**Prompt**
Below are some records. Pull every line that contains the word "cara".

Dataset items
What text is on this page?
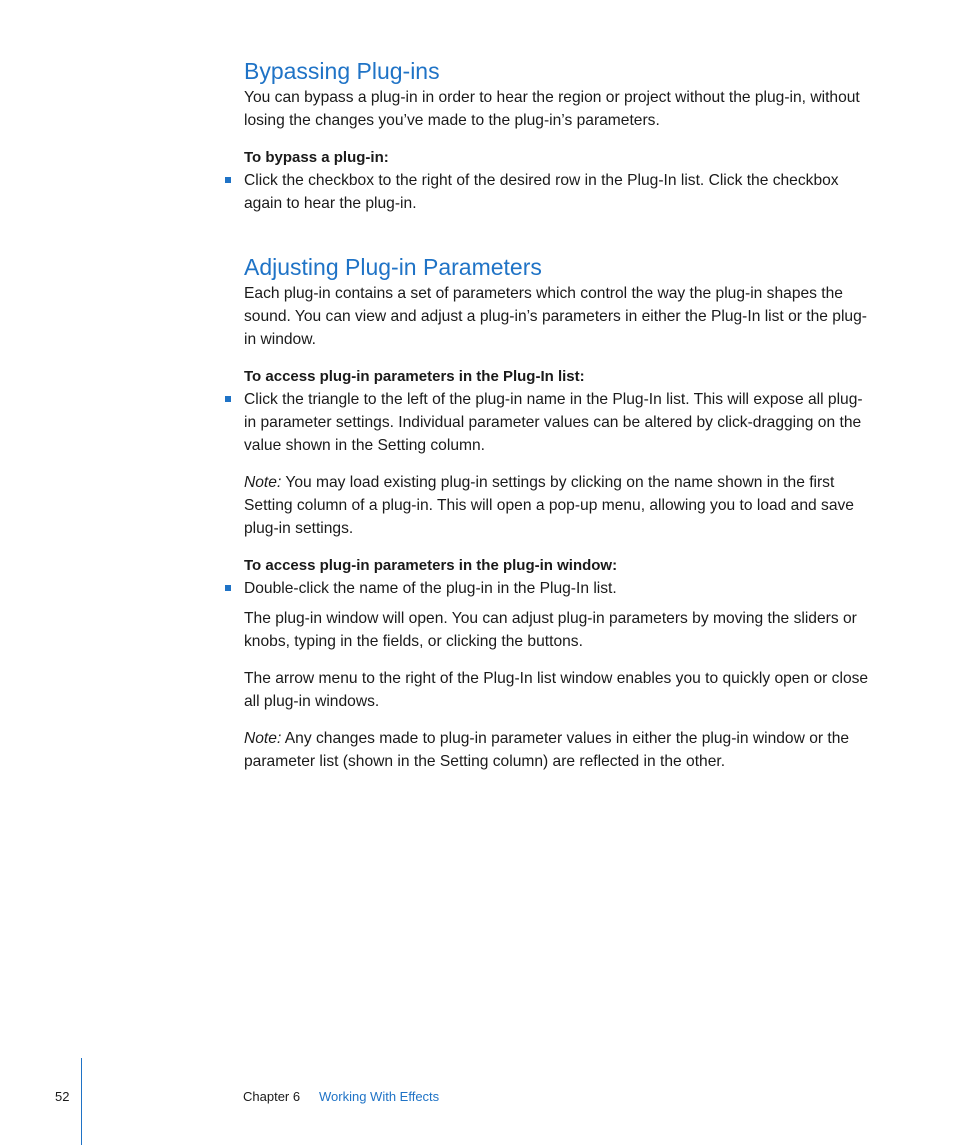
Bypassing Plug-ins

You can bypass a plug-in in order to hear the region or project without the plug-in, without losing the changes you’ve made to the plug-in’s parameters.

To bypass a plug-in:

Click the checkbox to the right of the desired row in the Plug-In list. Click the checkbox again to hear the plug-in.

Adjusting Plug-in Parameters

Each plug-in contains a set of parameters which control the way the plug-in shapes the sound. You can view and adjust a plug-in’s parameters in either the Plug-In list or the plug-in window.

To access plug-in parameters in the Plug-In list:

Click the triangle to the left of the plug-in name in the Plug-In list. This will expose all plug-in parameter settings. Individual parameter values can be altered by click-dragging on the value shown in the Setting column.

Note: You may load existing plug-in settings by clicking on the name shown in the first Setting column of a plug-in. This will open a pop-up menu, allowing you to load and save plug-in settings.

To access plug-in parameters in the plug-in window:

Double-click the name of the plug-in in the Plug-In list.

The plug-in window will open. You can adjust plug-in parameters by moving the sliders or knobs, typing in the fields, or clicking the buttons.

The arrow menu to the right of the Plug-In list window enables you to quickly open or close all plug-in windows.

Note: Any changes made to plug-in parameter values in either the plug-in window or the parameter list (shown in the Setting column) are reflected in the other.

52	Chapter 6 Working With Effects
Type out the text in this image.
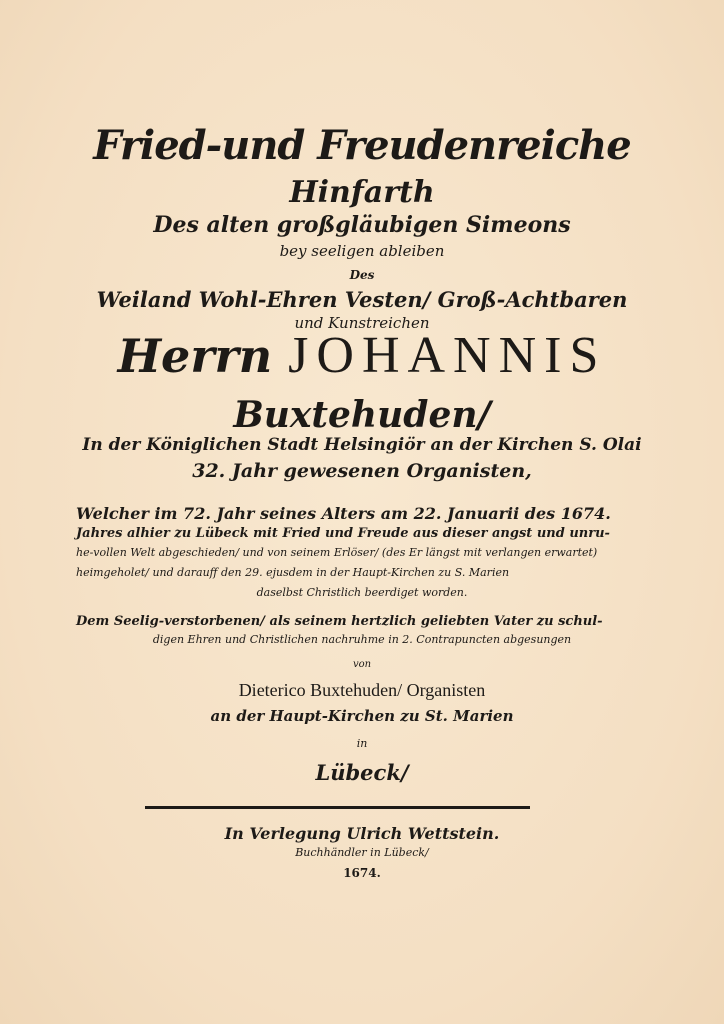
Fried-und Freudenreiche
Hinfarth
Des alten großgläubigen Simeons
bey seeligen ableiben
Des
Weiland Wohl-Ehren Vesten/ Groß-Achtbaren
und Kunstreichen
Herrn JOHANNIS
Buxtehuden/
In der Königlichen Stadt Helsingiör an der Kirchen S. Olai
32. Jahr gewesenen Organisten,
Welcher im 72. Jahr seines Alters am 22. Januarii des 1674.
Jahres alhier zu Lübeck mit Fried und Freude aus dieser angst und unru-
he-vollen Welt abgeschieden/ und von seinem Erlöser/ (des Er längst mit verlangen erwartet)
heimgeholet/ und darauff den 29. ejusdem in der Haupt-Kirchen zu S. Marien
daselbst Christlich beerdiget worden.
Dem Seelig-verstorbenen/ als seinem hertzlich geliebten Vater zu schul-
digen Ehren und Christlichen nachruhme in 2. Contrapuncten abgesungen
von
Dieterico Buxtehuden/ Organisten
an der Haupt-Kirchen zu St. Marien
in
Lübeck/
In Verlegung Ulrich Wettstein.
Buchhändler in Lübeck/
1674.
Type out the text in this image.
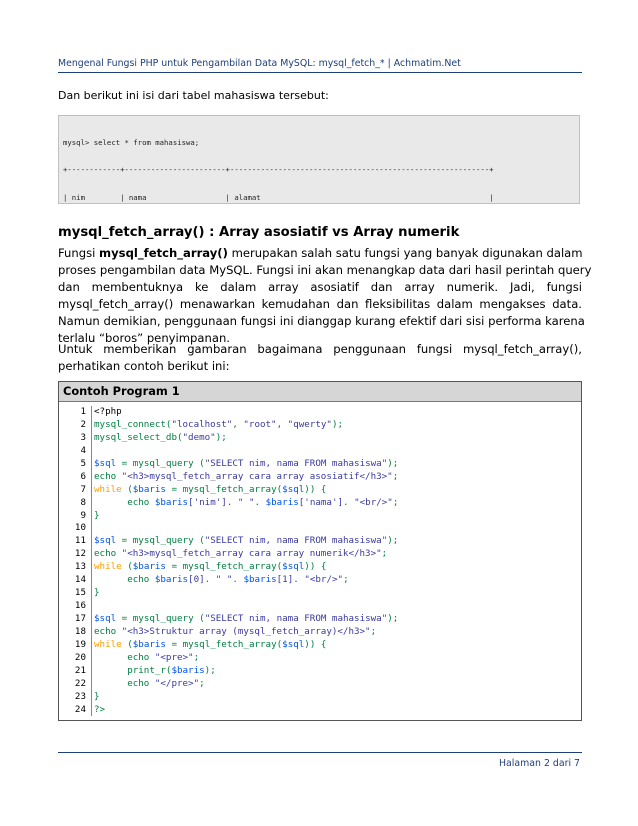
Mengenal Fungsi PHP untuk Pengambilan Data MySQL: mysql_fetch_* | Achmatim.Net
Dan berikut ini isi dari tabel mahasiswa tersebut:

mysql> select * from mahasiswa;

+------------+-----------------------+-----------------------------------------------------------+

| nim        | nama                  | alamat                                                    |

mysql_fetch_array() : Array asosiatif vs Array numerik
Fungsi mysql_fetch_array() merupakan salah satu fungsi yang banyak digunakan dalam
proses pengambilan data MySQL. Fungsi ini akan menangkap data dari hasil perintah query
dan membentuknya ke dalam array asosiatif dan array numerik. Jadi, fungsi
mysql_fetch_array() menawarkan kemudahan dan fleksibilitas dalam mengakses data.
Namun demikian, penggunaan fungsi ini dianggap kurang efektif dari sisi performa karena
terlalu “boros” penyimpanan.
Untuk memberikan gambaran bagaimana penggunaan fungsi mysql_fetch_array(),
perhatikan contoh berikut ini:
Contoh Program 1
1
2
3
4
5
6
7
8
9
10
11
12
13
14
15
16
17
18
19
20
21
22
23
24
<?php
mysql_connect("localhost", "root", "qwerty");
mysql_select_db("demo");
$sql = mysql_query ("SELECT nim, nama FROM mahasiswa");
echo "<h3>mysql_fetch_array cara array asosiatif</h3>";
while ($baris = mysql_fetch_array($sql)) {
echo $baris['nim']. " ". $baris['nama']. "<br/>";
}
$sql = mysql_query ("SELECT nim, nama FROM mahasiswa");
echo "<h3>mysql_fetch_array cara array numerik</h3>";
while ($baris = mysql_fetch_array($sql)) {
echo $baris[0]. " ". $baris[1]. "<br/>";
}
$sql = mysql_query ("SELECT nim, nama FROM mahasiswa");
echo "<h3>Struktur array (mysql_fetch_array)</h3>";
while ($baris = mysql_fetch_array($sql)) {
echo "<pre>";
print_r($baris);
echo "</pre>";
}
?>
Halaman 2 dari 7
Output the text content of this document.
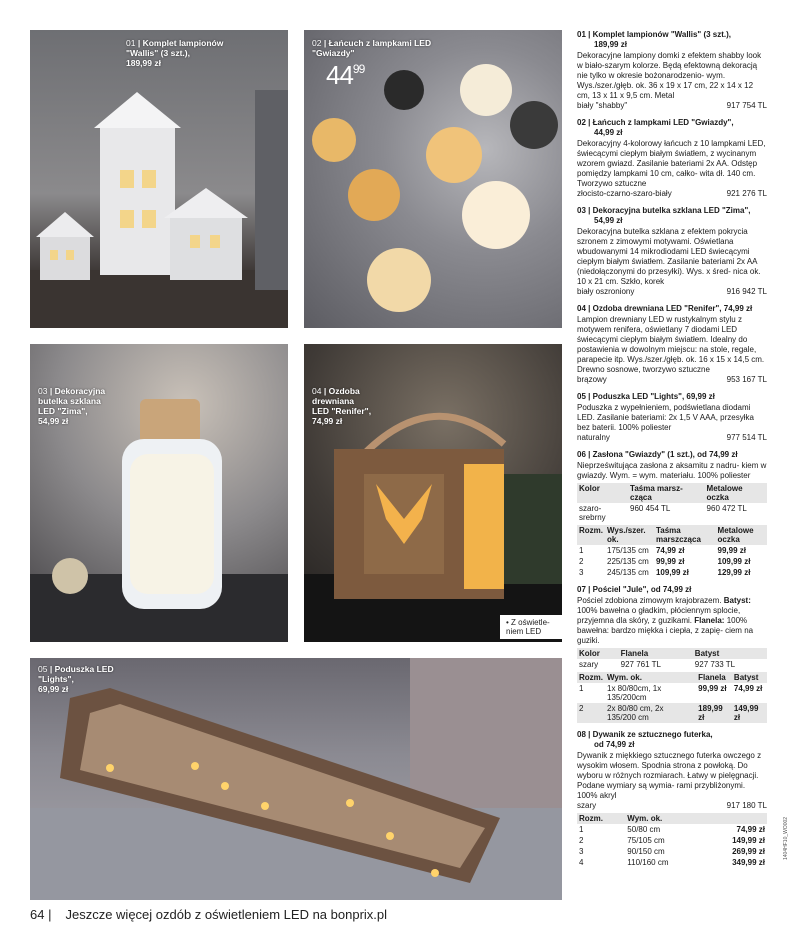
01 | Komplet lampionów "Wallis" (3 szt.),
189,99 zł
02 | Łańcuch z lampkami LED "Gwiazdy"
$44^{99}$
03 | Dekoracyjna butelka szklana LED "Zima",
54,99 zł
04 | Ozdoba drewniana LED "Renifer",
74,99 zł
• Z oświetle- niem LED
05 | Poduszka LED "Lights",
69,99 zł
01 | Komplet lampionów "Wallis" (3 szt.),
189,99 zł
Dekoracyjne lampiony domki z efektem shabby look w biało-szarym kolorze. Będą efektowną dekoracją nie tylko w okresie bożonarodzenio- wym. Wys./szer./głęb. ok. 36 x 19 x 17 cm, 22 x 14 x 12 cm, 13 x 11 x 9,5 cm. Metal
biały "shabby"	917 754 TL
02 | Łańcuch z lampkami LED "Gwiazdy",
44,99 zł
Dekoracyjny 4-kolorowy łańcuch z 10 lampkami LED, świecącymi ciepłym białym światłem, z wycinanym wzorem gwiazd. Zasilanie bateriami 2x AA. Odstęp pomiędzy lampkami 10 cm, całko- wita dł. 140 cm. Tworzywo sztuczne
złocisto-czarno-szaro-biały	921 276 TL
03 | Dekoracyjna butelka szklana LED "Zima",
54,99 zł
Dekoracyjna butelka szklana z efektem pokrycia szronem z zimowymi motywami. Oświetlana wbudowanymi 14 mikrodiodami LED świecącymi ciepłym białym światłem. Zasilanie bateriami 2x AA (niedołączonymi do przesyłki). Wys. x śred- nica ok. 10 x 21 cm. Szkło, korek
biały oszroniony	916 942 TL
04 | Ozdoba drewniana LED "Renifer", 74,99 zł
Lampion drewniany LED w rustykalnym stylu z motywem renifera, oświetlany 7 diodami LED świecącymi ciepłym białym światłem. Idealny do postawienia w dowolnym miejscu: na stole, regale, parapecie itp. Wys./szer./głęb. ok. 16 x 15 x 14,5 cm. Drewno sosnowe, tworzywo sztuczne
brązowy	953 167 TL
05 | Poduszka LED "Lights", 69,99 zł
Poduszka z wypełnieniem, podświetlana diodami LED. Zasilanie bateriami: 2x 1,5 V AAA, przesyłka bez baterii. 100% poliester
naturalny	977 514 TL
06 | Zasłona "Gwiazdy" (1 szt.), od 74,99 zł
Nieprześwitująca zasłona z aksamitu z nadru- kiem w gwiazdy. Wym. = wym. materiału. 100% poliester
Kolor	Taśma marsz- cząca	Metalowe oczka
szaro-srebrny	960 454 TL	960 472 TL
Rozm.	Wys./szer. ok.	Taśma marszcząca	Metalowe oczka
1	175/135 cm	74,99 zł	99,99 zł
2	225/135 cm	99,99 zł	109,99 zł
3	245/135 cm	109,99 zł	129,99 zł
07 | Pościel "Jule", od 74,99 zł
Pościel zdobiona zimowym krajobrazem. Batyst: 100% bawełna o gładkim, płóciennym splocie, przyjemna dla skóry, z guzikami. Flanela: 100% bawełna: bardzo miękka i ciepła, z zapię- ciem na guziki.
Kolor	Flanela	Batyst
szary	927 761 TL	927 733 TL
Rozm.	Wym. ok.	Flanela	Batyst
1	1x 80/80cm, 1x 135/200cm	99,99 zł	74,99 zł
2	2x 80/80 cm, 2x 135/200 cm	189,99 zł	149,99 zł
08 | Dywanik ze sztucznego futerka,
od 74,99 zł
Dywanik z miękkiego sztucznego futerka owczego z wysokim włosem. Spodnia strona z powłoką. Do wyboru w różnych rozmiarach. Łatwy w pielęgnacji. Podane wymiary są wymia- rami przybliżonymi. 100% akryl
szary	917 180 TL
Rozm.	Wym. ok.	
1	50/80 cm	74,99 zł
2	75/105 cm	149,99 zł
3	90/150 cm	269,99 zł
4	110/160 cm	349,99 zł
64 | Jeszcze więcej ozdób z oświetleniem LED na bonprix.pl
1404HF10_WO002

**Solution to the problem**
echo "<h3>mysql_fetch_array cara array asosiatif</h3>";
echo "<h3>mysql_fetch_array cara array numerik</h3>";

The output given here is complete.